• EXERCISE:
Find the string "định" and gather every line that holds it.
+---+
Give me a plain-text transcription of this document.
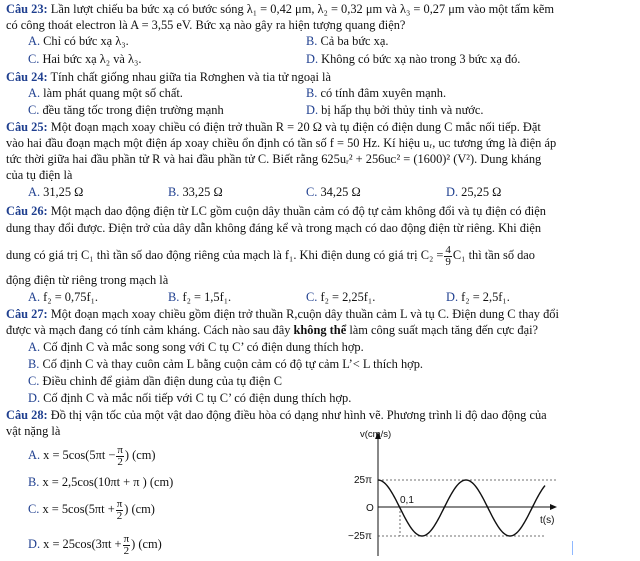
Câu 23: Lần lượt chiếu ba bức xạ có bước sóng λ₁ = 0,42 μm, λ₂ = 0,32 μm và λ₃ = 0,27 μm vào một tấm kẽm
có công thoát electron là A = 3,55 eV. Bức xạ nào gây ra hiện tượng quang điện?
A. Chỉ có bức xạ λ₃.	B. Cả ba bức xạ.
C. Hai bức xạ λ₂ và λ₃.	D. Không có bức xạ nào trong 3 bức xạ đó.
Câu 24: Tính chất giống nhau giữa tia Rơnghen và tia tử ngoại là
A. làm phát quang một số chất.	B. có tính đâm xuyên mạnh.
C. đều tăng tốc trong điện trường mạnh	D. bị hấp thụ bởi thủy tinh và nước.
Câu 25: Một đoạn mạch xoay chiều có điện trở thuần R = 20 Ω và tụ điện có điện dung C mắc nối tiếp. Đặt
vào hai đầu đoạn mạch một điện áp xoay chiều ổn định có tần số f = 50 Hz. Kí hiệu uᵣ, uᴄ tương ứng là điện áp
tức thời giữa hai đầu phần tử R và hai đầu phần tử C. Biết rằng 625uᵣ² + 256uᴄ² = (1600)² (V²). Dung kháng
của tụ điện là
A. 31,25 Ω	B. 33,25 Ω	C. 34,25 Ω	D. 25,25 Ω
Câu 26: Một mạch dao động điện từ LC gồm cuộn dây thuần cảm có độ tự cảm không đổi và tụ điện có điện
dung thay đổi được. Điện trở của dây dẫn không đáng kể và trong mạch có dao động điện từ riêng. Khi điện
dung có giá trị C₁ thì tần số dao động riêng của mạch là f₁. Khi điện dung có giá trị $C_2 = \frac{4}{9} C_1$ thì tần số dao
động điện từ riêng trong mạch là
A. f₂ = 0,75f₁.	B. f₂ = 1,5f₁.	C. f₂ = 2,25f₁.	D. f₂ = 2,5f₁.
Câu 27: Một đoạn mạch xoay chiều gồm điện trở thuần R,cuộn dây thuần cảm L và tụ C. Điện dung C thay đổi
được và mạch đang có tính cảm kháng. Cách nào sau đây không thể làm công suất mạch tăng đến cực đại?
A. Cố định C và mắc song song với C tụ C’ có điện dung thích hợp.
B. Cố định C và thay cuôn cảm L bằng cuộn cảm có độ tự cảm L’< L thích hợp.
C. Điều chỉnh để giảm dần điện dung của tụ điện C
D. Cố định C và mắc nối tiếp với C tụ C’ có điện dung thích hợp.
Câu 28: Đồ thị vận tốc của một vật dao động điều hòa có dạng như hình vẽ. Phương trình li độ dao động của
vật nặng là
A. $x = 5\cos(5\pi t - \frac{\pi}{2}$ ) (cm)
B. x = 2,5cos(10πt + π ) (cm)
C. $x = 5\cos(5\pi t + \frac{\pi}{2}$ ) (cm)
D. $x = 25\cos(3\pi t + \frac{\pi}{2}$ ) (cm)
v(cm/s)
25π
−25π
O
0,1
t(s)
+---+
• SOLVED EXERCISE:
vào hai đầu đoạn mạch một điện áp xoay chiều ổn định có tần số f = 50 Hz. Kí hiệu uᵣ, uᴄ tương ứng là điện áp
A. Cố định C và mắc song song với C tụ C’ có điện dung thích hợp.
B. Cố định C và thay cuôn cảm L bằng cuộn cảm có độ tự cảm L’< L thích hợp.
D. Cố định C và mắc nối tiếp với C tụ C’ có điện dung thích hợp.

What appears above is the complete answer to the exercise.